### Data provided ###

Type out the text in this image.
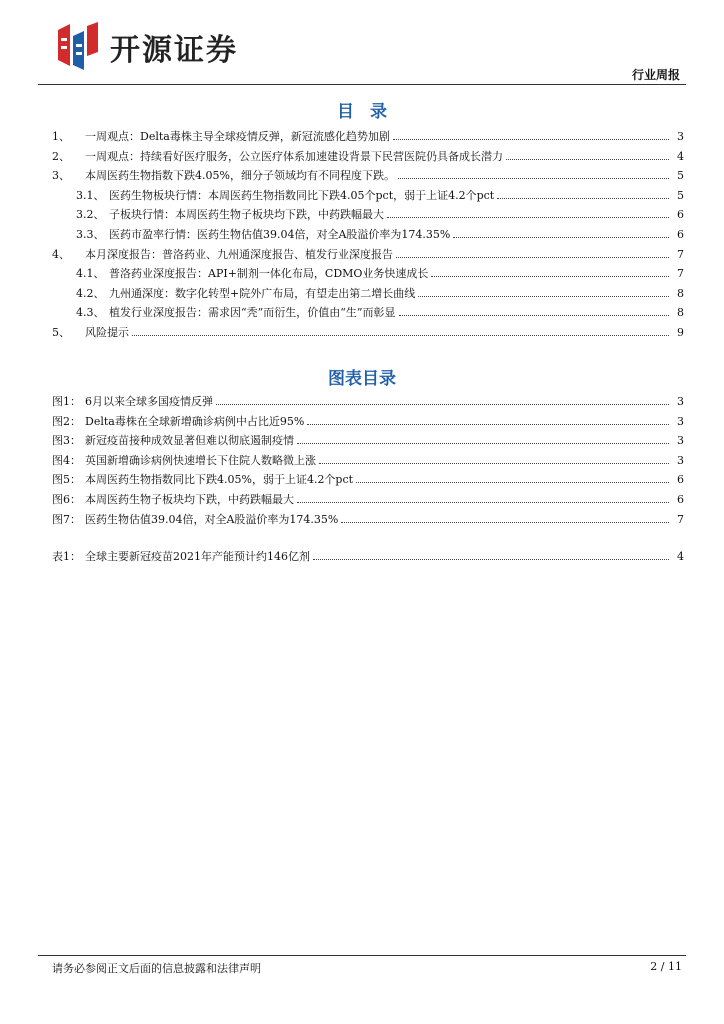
开源证券
行业周报
目录
1、	一周观点：Delta毒株主导全球疫情反弹，新冠流感化趋势加剧	3
2、	一周观点：持续看好医疗服务，公立医疗体系加速建设背景下民营医院仍具备成长潜力	4
3、	本周医药生物指数下跌4.05%，细分子领域均有不同程度下跌。	5
3.1、 医药生物板块行情：本周医药生物指数同比下跌4.05个pct，弱于上证4.2个pct	5
3.2、 子板块行情：本周医药生物子板块均下跌，中药跌幅最大	6
3.3、 医药市盈率行情：医药生物估值39.04倍，对全A股溢价率为174.35%	6
4、	本月深度报告：普洛药业、九州通深度报告、植发行业深度报告	7
4.1、 普洛药业深度报告：API+制剂一体化布局，CDMO业务快速成长	7
4.2、 九州通深度：数字化转型+院外广布局，有望走出第二增长曲线	8
4.3、 植发行业深度报告：需求因“秃”而衍生，价值由“生”而彰显	8
5、	风险提示	9
图表目录
图1： 6月以来全球多国疫情反弹	3
图2： Delta毒株在全球新增确诊病例中占比近95%	3
图3： 新冠疫苗接种成效显著但难以彻底遏制疫情	3
图4： 英国新增确诊病例快速增长下住院人数略微上涨	3
图5： 本周医药生物指数同比下跌4.05%，弱于上证4.2个pct	6
图6： 本周医药生物子板块均下跌，中药跌幅最大	6
图7： 医药生物估值39.04倍，对全A股溢价率为174.35%	7
表1： 全球主要新冠疫苗2021年产能预计约146亿剂	4
请务必参阅正文后面的信息披露和法律声明	2 / 11
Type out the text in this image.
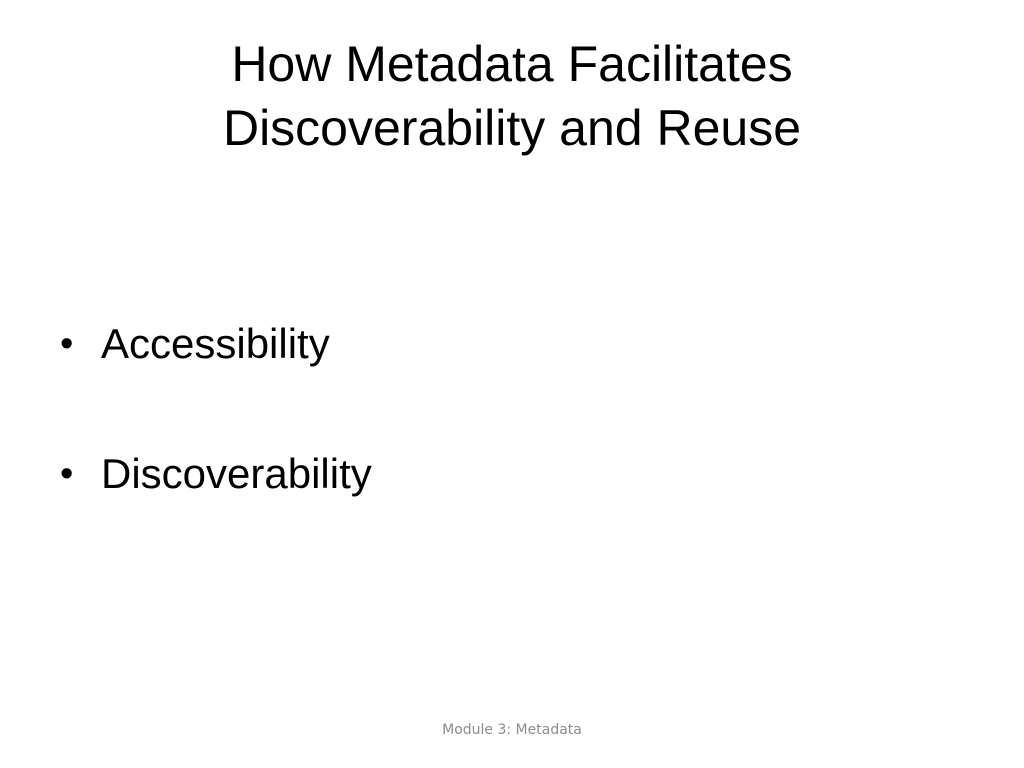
How Metadata Facilitates
Discoverability and Reuse
• Accessibility
• Discoverability
Module 3: Metadata
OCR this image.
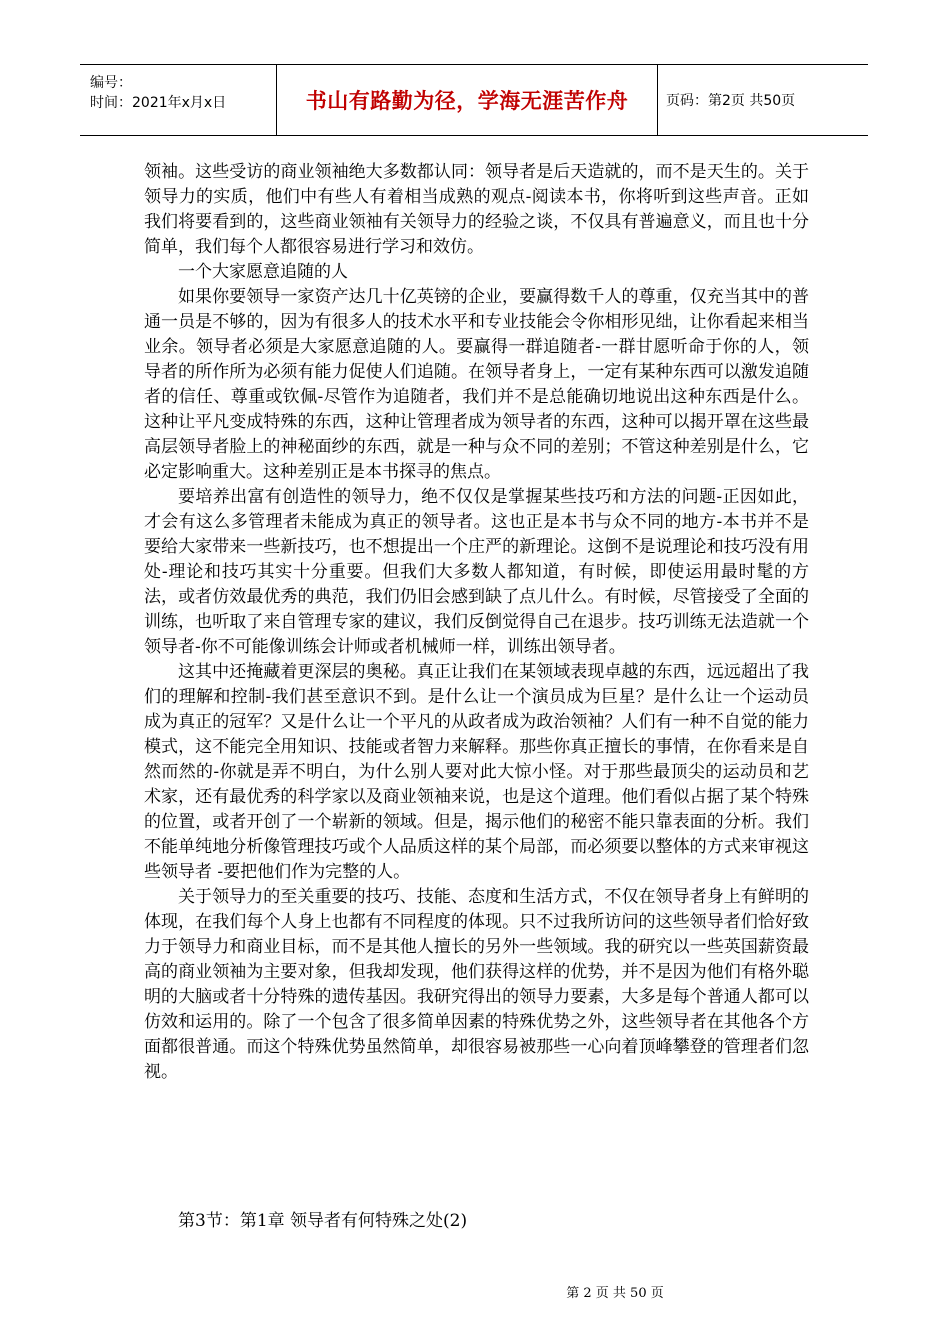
编号：
时间：2021年x月x日	书山有路勤为径，学海无涯苦作舟	页码：第2页 共50页

领袖。这些受访的商业领袖绝大多数都认同：领导者是后天造就的，而不是天生的。关于领导力的实质，他们中有些人有着相当成熟的观点-阅读本书，你将听到这些声音。正如我们将要看到的，这些商业领袖有关领导力的经验之谈，不仅具有普遍意义，而且也十分简单，我们每个人都很容易进行学习和效仿。

一个大家愿意追随的人

如果你要领导一家资产达几十亿英镑的企业，要赢得数千人的尊重，仅充当其中的普通一员是不够的，因为有很多人的技术水平和专业技能会令你相形见绌，让你看起来相当业余。领导者必须是大家愿意追随的人。要赢得一群追随者-一群甘愿听命于你的人，领导者的所作所为必须有能力促使人们追随。在领导者身上，一定有某种东西可以激发追随者的信任、尊重或钦佩-尽管作为追随者，我们并不是总能确切地说出这种东西是什么。这种让平凡变成特殊的东西，这种让管理者成为领导者的东西，这种可以揭开罩在这些最高层领导者脸上的神秘面纱的东西，就是一种与众不同的差别；不管这种差别是什么，它必定影响重大。这种差别正是本书探寻的焦点。

要培养出富有创造性的领导力，绝不仅仅是掌握某些技巧和方法的问题-正因如此，才会有这么多管理者未能成为真正的领导者。这也正是本书与众不同的地方-本书并不是要给大家带来一些新技巧，也不想提出一个庄严的新理论。这倒不是说理论和技巧没有用处-理论和技巧其实十分重要。但我们大多数人都知道，有时候，即使运用最时髦的方法，或者仿效最优秀的典范，我们仍旧会感到缺了点儿什么。有时候，尽管接受了全面的训练，也听取了来自管理专家的建议，我们反倒觉得自己在退步。技巧训练无法造就一个领导者-你不可能像训练会计师或者机械师一样，训练出领导者。

这其中还掩藏着更深层的奥秘。真正让我们在某领域表现卓越的东西，远远超出了我们的理解和控制-我们甚至意识不到。是什么让一个演员成为巨星？是什么让一个运动员成为真正的冠军？又是什么让一个平凡的从政者成为政治领袖？人们有一种不自觉的能力模式，这不能完全用知识、技能或者智力来解释。那些你真正擅长的事情，在你看来是自然而然的-你就是弄不明白，为什么别人要对此大惊小怪。对于那些最顶尖的运动员和艺术家，还有最优秀的科学家以及商业领袖来说，也是这个道理。他们看似占据了某个特殊的位置，或者开创了一个崭新的领域。但是，揭示他们的秘密不能只靠表面的分析。我们不能单纯地分析像管理技巧或个人品质这样的某个局部，而必须要以整体的方式来审视这些领导者 -要把他们作为完整的人。

关于领导力的至关重要的技巧、技能、态度和生活方式，不仅在领导者身上有鲜明的体现，在我们每个人身上也都有不同程度的体现。只不过我所访问的这些领导者们恰好致力于领导力和商业目标，而不是其他人擅长的另外一些领域。我的研究以一些英国薪资最高的商业领袖为主要对象，但我却发现，他们获得这样的优势，并不是因为他们有格外聪明的大脑或者十分特殊的遗传基因。我研究得出的领导力要素，大多是每个普通人都可以仿效和运用的。除了一个包含了很多简单因素的特殊优势之外，这些领导者在其他各个方面都很普通。而这个特殊优势虽然简单，却很容易被那些一心向着顶峰攀登的管理者们忽视。

第3节：第1章 领导者有何特殊之处(2)
第 2 页 共 50 页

###

> _Task to complete_:
Write out each entry exactly as given, but skip the pictures.

> _Solution_:
Type out the text in this image.
开源证券
行业周报
目录
1、	一周观点：Delta毒株主导全球疫情反弹，新冠流感化趋势加剧	3
2、	一周观点：持续看好医疗服务，公立医疗体系加速建设背景下民营医院仍具备成长潜力	4
3、	本周医药生物指数下跌4.05%，细分子领域均有不同程度下跌。	5
3.1、 医药生物板块行情：本周医药生物指数同比下跌4.05个pct，弱于上证4.2个pct	5
3.2、 子板块行情：本周医药生物子板块均下跌，中药跌幅最大	6
3.3、 医药市盈率行情：医药生物估值39.04倍，对全A股溢价率为174.35%	6
4、	本月深度报告：普洛药业、九州通深度报告、植发行业深度报告	7
4.1、 普洛药业深度报告：API+制剂一体化布局，CDMO业务快速成长	7
4.2、 九州通深度：数字化转型+院外广布局，有望走出第二增长曲线	8
4.3、 植发行业深度报告：需求因“秃”而衍生，价值由“生”而彰显	8
5、	风险提示	9
图表目录
图1： 6月以来全球多国疫情反弹	3
图2： Delta毒株在全球新增确诊病例中占比近95%	3
图3： 新冠疫苗接种成效显著但难以彻底遏制疫情	3
图4： 英国新增确诊病例快速增长下住院人数略微上涨	3
图5： 本周医药生物指数同比下跌4.05%，弱于上证4.2个pct	6
图6： 本周医药生物子板块均下跌，中药跌幅最大	6
图7： 医药生物估值39.04倍，对全A股溢价率为174.35%	7
表1： 全球主要新冠疫苗2021年产能预计约146亿剂	4
请务必参阅正文后面的信息披露和法律声明	2 / 11
Type out the text in this image.
How Metadata Facilitates
Discoverability and Reuse
• Accessibility
• Discoverability
Module 3: Metadata
OCR this image.
编号：
时间：2021年x月x日	书山有路勤为径，学海无涯苦作舟	页码：第2页 共50页

领袖。这些受访的商业领袖绝大多数都认同：领导者是后天造就的，而不是天生的。关于领导力的实质，他们中有些人有着相当成熟的观点-阅读本书，你将听到这些声音。正如我们将要看到的，这些商业领袖有关领导力的经验之谈，不仅具有普遍意义，而且也十分简单，我们每个人都很容易进行学习和效仿。

一个大家愿意追随的人

如果你要领导一家资产达几十亿英镑的企业，要赢得数千人的尊重，仅充当其中的普通一员是不够的，因为有很多人的技术水平和专业技能会令你相形见绌，让你看起来相当业余。领导者必须是大家愿意追随的人。要赢得一群追随者-一群甘愿听命于你的人，领导者的所作所为必须有能力促使人们追随。在领导者身上，一定有某种东西可以激发追随者的信任、尊重或钦佩-尽管作为追随者，我们并不是总能确切地说出这种东西是什么。这种让平凡变成特殊的东西，这种让管理者成为领导者的东西，这种可以揭开罩在这些最高层领导者脸上的神秘面纱的东西，就是一种与众不同的差别；不管这种差别是什么，它必定影响重大。这种差别正是本书探寻的焦点。

要培养出富有创造性的领导力，绝不仅仅是掌握某些技巧和方法的问题-正因如此，才会有这么多管理者未能成为真正的领导者。这也正是本书与众不同的地方-本书并不是要给大家带来一些新技巧，也不想提出一个庄严的新理论。这倒不是说理论和技巧没有用处-理论和技巧其实十分重要。但我们大多数人都知道，有时候，即使运用最时髦的方法，或者仿效最优秀的典范，我们仍旧会感到缺了点儿什么。有时候，尽管接受了全面的训练，也听取了来自管理专家的建议，我们反倒觉得自己在退步。技巧训练无法造就一个领导者-你不可能像训练会计师或者机械师一样，训练出领导者。

这其中还掩藏着更深层的奥秘。真正让我们在某领域表现卓越的东西，远远超出了我们的理解和控制-我们甚至意识不到。是什么让一个演员成为巨星？是什么让一个运动员成为真正的冠军？又是什么让一个平凡的从政者成为政治领袖？人们有一种不自觉的能力模式，这不能完全用知识、技能或者智力来解释。那些你真正擅长的事情，在你看来是自然而然的-你就是弄不明白，为什么别人要对此大惊小怪。对于那些最顶尖的运动员和艺术家，还有最优秀的科学家以及商业领袖来说，也是这个道理。他们看似占据了某个特殊的位置，或者开创了一个崭新的领域。但是，揭示他们的秘密不能只靠表面的分析。我们不能单纯地分析像管理技巧或个人品质这样的某个局部，而必须要以整体的方式来审视这些领导者 -要把他们作为完整的人。

关于领导力的至关重要的技巧、技能、态度和生活方式，不仅在领导者身上有鲜明的体现，在我们每个人身上也都有不同程度的体现。只不过我所访问的这些领导者们恰好致力于领导力和商业目标，而不是其他人擅长的另外一些领域。我的研究以一些英国薪资最高的商业领袖为主要对象，但我却发现，他们获得这样的优势，并不是因为他们有格外聪明的大脑或者十分特殊的遗传基因。我研究得出的领导力要素，大多是每个普通人都可以仿效和运用的。除了一个包含了很多简单因素的特殊优势之外，这些领导者在其他各个方面都很普通。而这个特殊优势虽然简单，却很容易被那些一心向着顶峰攀登的管理者们忽视。

第3节：第1章 领导者有何特殊之处(2)
第 2 页 共 50 页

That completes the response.